_EXERCISE REQUIREMENTS_: Provide an exact transcription of all the records.

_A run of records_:
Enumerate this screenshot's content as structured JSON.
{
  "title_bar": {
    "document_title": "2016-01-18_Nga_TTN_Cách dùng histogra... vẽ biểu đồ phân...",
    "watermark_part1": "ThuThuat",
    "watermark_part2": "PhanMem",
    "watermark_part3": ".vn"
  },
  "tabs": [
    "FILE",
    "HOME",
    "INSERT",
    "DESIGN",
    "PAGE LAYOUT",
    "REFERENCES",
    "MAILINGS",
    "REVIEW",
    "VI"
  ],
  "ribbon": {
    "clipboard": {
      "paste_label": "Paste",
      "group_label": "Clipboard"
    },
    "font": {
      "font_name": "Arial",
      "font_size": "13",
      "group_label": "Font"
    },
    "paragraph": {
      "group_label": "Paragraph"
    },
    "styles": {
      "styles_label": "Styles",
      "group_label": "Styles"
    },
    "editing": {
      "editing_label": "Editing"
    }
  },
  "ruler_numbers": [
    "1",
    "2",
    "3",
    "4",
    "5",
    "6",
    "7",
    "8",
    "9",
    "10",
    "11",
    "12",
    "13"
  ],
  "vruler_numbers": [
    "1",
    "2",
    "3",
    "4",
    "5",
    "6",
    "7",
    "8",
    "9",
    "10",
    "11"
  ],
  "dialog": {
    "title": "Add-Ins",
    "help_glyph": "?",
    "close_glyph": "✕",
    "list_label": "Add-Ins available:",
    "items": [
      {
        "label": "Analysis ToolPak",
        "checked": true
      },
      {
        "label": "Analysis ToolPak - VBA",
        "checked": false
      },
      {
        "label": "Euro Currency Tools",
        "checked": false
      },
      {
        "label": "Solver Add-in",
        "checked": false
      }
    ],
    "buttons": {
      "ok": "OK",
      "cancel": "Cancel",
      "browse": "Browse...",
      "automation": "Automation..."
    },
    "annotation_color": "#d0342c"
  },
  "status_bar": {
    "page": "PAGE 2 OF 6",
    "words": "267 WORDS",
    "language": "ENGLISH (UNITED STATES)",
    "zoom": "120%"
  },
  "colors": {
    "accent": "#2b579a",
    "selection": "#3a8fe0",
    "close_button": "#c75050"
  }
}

_CORRECT OUTPUT_:
Enumerate this screenshot's content as structured JSON.
{
  "title_bar": {
    "document_title": "2016-01-18_Nga_TTN_Cách dùng histogra... vẽ biểu đồ phân...",
    "watermark_part1": "ThuThuat",
    "watermark_part2": "PhanMem",
    "watermark_part3": ".vn"
  },
  "tabs": [
    "FILE",
    "HOME",
    "INSERT",
    "DESIGN",
    "PAGE LAYOUT",
    "REFERENCES",
    "MAILINGS",
    "REVIEW",
    "VI"
  ],
  "ribbon": {
    "clipboard": {
      "paste_label": "Paste",
      "group_label": "Clipboard"
    },
    "font": {
      "font_name": "Arial",
      "font_size": "13",
      "group_label": "Font"
    },
    "paragraph": {
      "group_label": "Paragraph"
    },
    "styles": {
      "styles_label": "Styles",
      "group_label": "Styles"
    },
    "editing": {
      "editing_label": "Editing"
    }
  },
  "ruler_numbers": [
    "1",
    "2",
    "3",
    "4",
    "5",
    "6",
    "7",
    "8",
    "9",
    "10",
    "11",
    "12",
    "13"
  ],
  "vruler_numbers": [
    "1",
    "2",
    "3",
    "4",
    "5",
    "6",
    "7",
    "8",
    "9",
    "10",
    "11"
  ],
  "dialog": {
    "title": "Add-Ins",
    "help_glyph": "?",
    "close_glyph": "✕",
    "list_label": "Add-Ins available:",
    "items": [
      {
        "label": "Analysis ToolPak",
        "checked": true
      },
      {
        "label": "Analysis ToolPak - VBA",
        "checked": false
      },
      {
        "label": "Euro Currency Tools",
        "checked": false
      },
      {
        "label": "Solver Add-in",
        "checked": false
      }
    ],
    "buttons": {
      "ok": "OK",
      "cancel": "Cancel",
      "browse": "Browse...",
      "automation": "Automation..."
    },
    "annotation_color": "#d0342c"
  },
  "status_bar": {
    "page": "PAGE 2 OF 6",
    "words": "267 WORDS",
    "language": "ENGLISH (UNITED STATES)",
    "zoom": "120%"
  },
  "colors": {
    "accent": "#2b579a",
    "selection": "#3a8fe0",
    "close_button": "#c75050"
  }
}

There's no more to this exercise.